━━━ The input

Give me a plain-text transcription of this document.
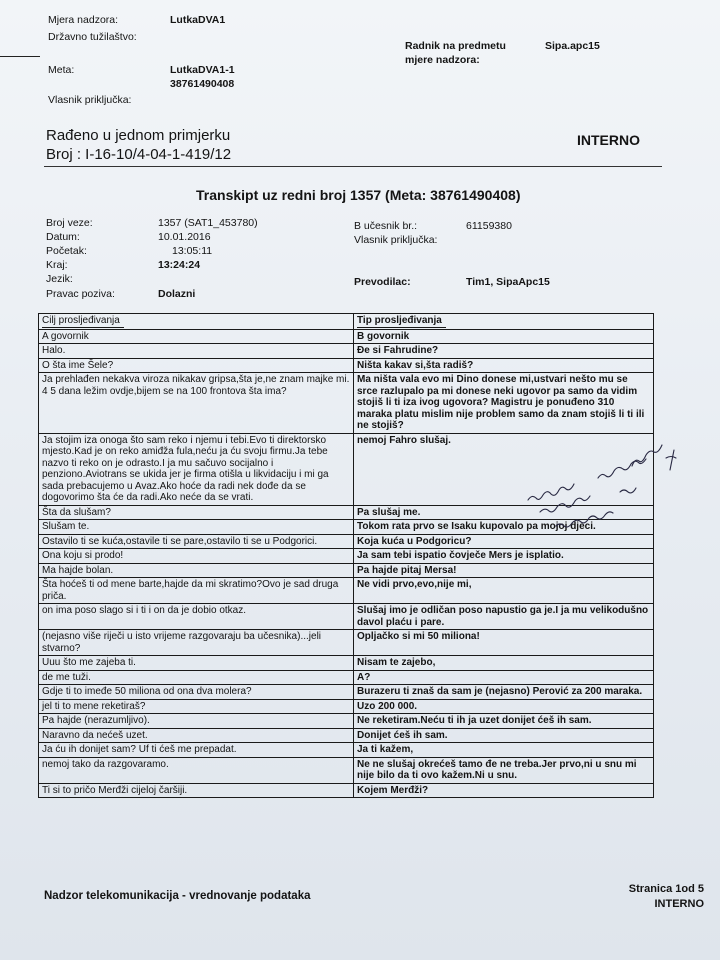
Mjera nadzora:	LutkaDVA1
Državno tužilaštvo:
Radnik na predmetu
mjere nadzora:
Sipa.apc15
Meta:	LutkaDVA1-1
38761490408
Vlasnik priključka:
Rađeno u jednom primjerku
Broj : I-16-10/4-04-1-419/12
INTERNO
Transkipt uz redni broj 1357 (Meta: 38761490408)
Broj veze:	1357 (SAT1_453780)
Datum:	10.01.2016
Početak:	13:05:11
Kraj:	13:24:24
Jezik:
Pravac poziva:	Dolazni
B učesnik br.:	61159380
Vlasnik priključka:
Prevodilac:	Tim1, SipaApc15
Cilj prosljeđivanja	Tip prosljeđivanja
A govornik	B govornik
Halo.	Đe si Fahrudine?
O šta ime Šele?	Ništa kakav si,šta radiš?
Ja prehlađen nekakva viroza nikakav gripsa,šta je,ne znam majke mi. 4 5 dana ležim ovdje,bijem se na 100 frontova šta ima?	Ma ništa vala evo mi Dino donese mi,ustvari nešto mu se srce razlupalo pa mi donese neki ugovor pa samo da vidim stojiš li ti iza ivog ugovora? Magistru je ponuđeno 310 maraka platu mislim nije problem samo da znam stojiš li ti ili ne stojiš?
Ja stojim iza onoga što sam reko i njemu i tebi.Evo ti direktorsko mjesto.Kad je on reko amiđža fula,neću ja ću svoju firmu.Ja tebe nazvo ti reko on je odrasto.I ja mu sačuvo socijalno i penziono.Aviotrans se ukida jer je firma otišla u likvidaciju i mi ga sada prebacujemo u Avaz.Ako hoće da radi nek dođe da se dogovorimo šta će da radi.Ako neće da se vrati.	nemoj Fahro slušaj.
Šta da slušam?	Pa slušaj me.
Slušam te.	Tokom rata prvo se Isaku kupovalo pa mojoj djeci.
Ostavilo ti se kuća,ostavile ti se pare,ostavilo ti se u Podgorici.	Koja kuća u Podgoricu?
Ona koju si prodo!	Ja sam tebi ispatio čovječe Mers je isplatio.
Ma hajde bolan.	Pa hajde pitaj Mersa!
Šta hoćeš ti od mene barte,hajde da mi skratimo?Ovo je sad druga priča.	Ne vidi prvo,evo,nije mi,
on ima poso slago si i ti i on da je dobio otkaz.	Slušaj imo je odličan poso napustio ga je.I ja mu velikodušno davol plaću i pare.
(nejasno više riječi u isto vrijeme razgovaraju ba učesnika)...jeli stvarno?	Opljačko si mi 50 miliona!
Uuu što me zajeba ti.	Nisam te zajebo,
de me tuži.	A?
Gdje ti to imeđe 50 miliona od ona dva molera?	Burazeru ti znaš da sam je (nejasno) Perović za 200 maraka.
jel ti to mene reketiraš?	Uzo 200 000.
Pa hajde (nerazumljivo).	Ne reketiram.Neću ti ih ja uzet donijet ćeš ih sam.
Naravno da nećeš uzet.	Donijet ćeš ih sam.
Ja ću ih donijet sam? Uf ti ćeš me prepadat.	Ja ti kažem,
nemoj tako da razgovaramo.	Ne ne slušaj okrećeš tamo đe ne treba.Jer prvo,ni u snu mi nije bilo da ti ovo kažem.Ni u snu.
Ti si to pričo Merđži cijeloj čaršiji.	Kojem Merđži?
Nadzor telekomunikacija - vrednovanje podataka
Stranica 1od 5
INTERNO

━━━━━━
━━━ The input

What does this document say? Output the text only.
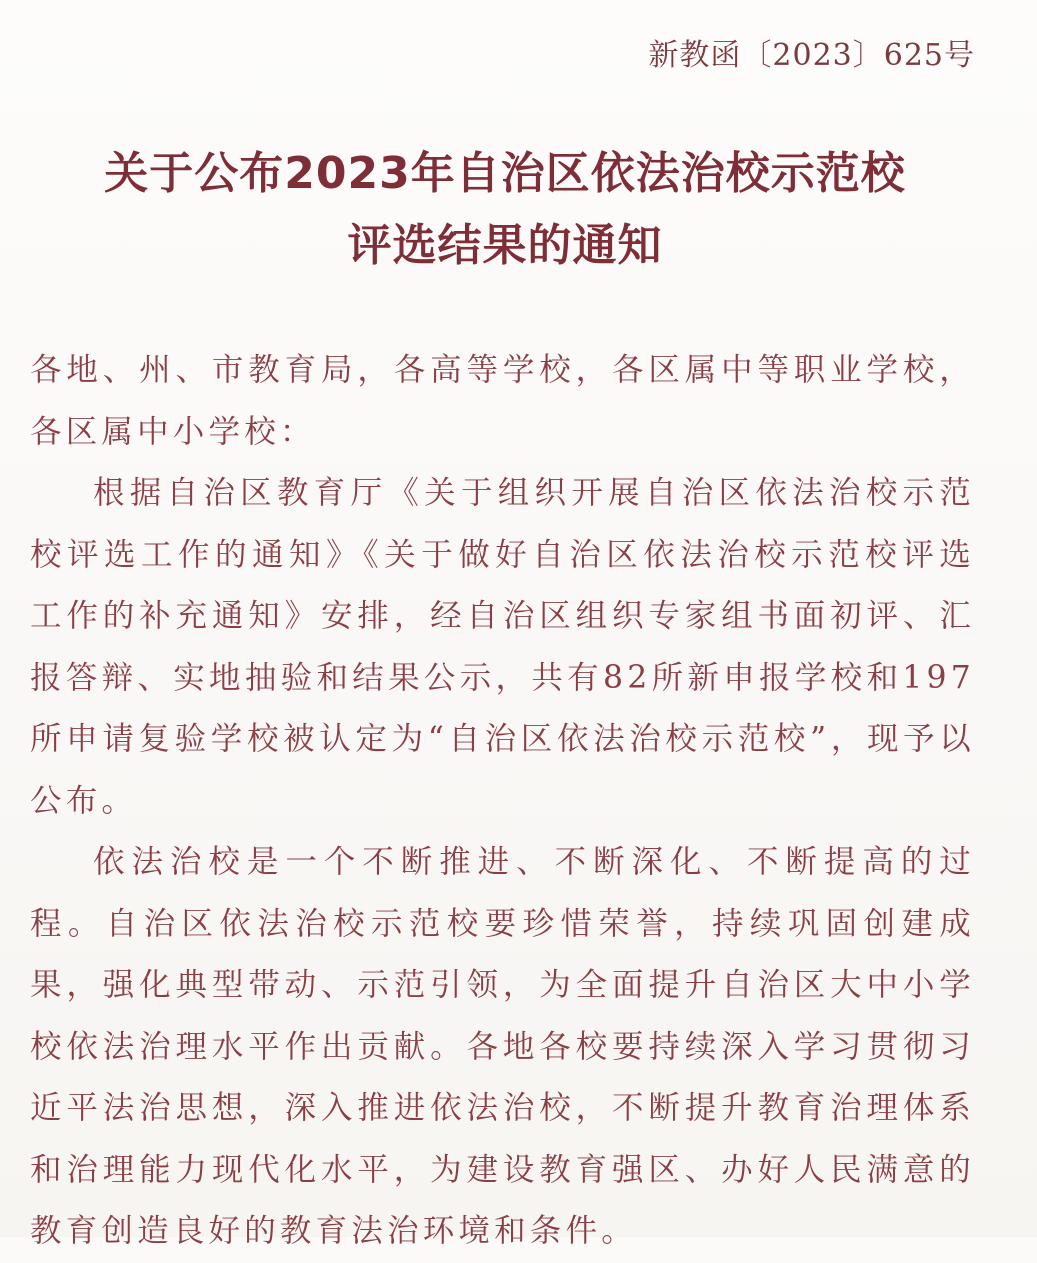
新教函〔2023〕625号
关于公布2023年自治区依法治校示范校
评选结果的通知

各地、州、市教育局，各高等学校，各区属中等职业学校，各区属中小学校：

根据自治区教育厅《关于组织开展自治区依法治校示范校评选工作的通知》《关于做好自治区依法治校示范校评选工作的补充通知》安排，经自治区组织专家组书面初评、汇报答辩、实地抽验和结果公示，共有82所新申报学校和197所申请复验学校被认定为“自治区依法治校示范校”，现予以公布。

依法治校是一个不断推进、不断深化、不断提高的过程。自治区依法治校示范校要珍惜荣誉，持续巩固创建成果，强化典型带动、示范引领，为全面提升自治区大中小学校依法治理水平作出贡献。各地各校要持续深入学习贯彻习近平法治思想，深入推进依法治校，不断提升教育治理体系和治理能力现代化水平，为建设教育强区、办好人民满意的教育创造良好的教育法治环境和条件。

━━━━━━
━━━ The input

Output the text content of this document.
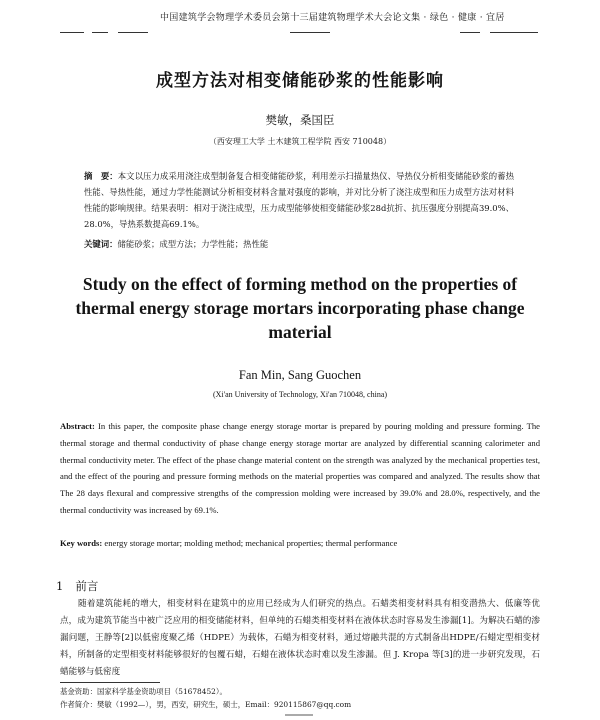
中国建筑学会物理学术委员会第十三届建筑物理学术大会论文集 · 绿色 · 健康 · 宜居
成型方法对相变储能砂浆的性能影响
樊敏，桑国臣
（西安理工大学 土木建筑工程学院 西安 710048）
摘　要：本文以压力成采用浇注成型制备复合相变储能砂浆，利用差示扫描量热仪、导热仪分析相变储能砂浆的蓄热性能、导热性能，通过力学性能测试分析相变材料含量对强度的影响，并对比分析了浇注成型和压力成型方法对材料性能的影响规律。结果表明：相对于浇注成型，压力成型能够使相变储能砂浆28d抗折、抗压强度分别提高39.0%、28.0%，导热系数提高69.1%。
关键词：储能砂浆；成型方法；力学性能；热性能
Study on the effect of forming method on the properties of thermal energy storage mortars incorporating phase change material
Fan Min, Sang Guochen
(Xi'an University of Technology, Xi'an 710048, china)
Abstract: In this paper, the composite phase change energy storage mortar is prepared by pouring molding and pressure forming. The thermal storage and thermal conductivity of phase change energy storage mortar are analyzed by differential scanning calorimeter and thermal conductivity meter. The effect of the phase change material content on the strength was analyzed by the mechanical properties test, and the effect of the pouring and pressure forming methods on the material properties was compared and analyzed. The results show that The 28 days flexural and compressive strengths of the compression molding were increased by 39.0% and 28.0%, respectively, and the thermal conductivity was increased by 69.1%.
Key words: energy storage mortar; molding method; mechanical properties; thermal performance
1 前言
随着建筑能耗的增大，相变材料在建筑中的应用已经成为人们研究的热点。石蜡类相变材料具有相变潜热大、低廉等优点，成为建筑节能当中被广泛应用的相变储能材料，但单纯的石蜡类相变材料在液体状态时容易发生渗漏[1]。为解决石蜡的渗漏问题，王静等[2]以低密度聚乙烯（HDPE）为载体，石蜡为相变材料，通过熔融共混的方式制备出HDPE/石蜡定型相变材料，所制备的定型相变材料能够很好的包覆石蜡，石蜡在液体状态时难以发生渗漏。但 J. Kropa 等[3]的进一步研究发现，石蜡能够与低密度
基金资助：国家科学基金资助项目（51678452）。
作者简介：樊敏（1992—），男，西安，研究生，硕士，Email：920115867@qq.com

━━━━━━

# Requirement
Gather each line that holds "Meta".

# Reply to the task
Meta:	LutkaDVA1-1
Transkipt uz redni broj 1357 (Meta: 38761490408)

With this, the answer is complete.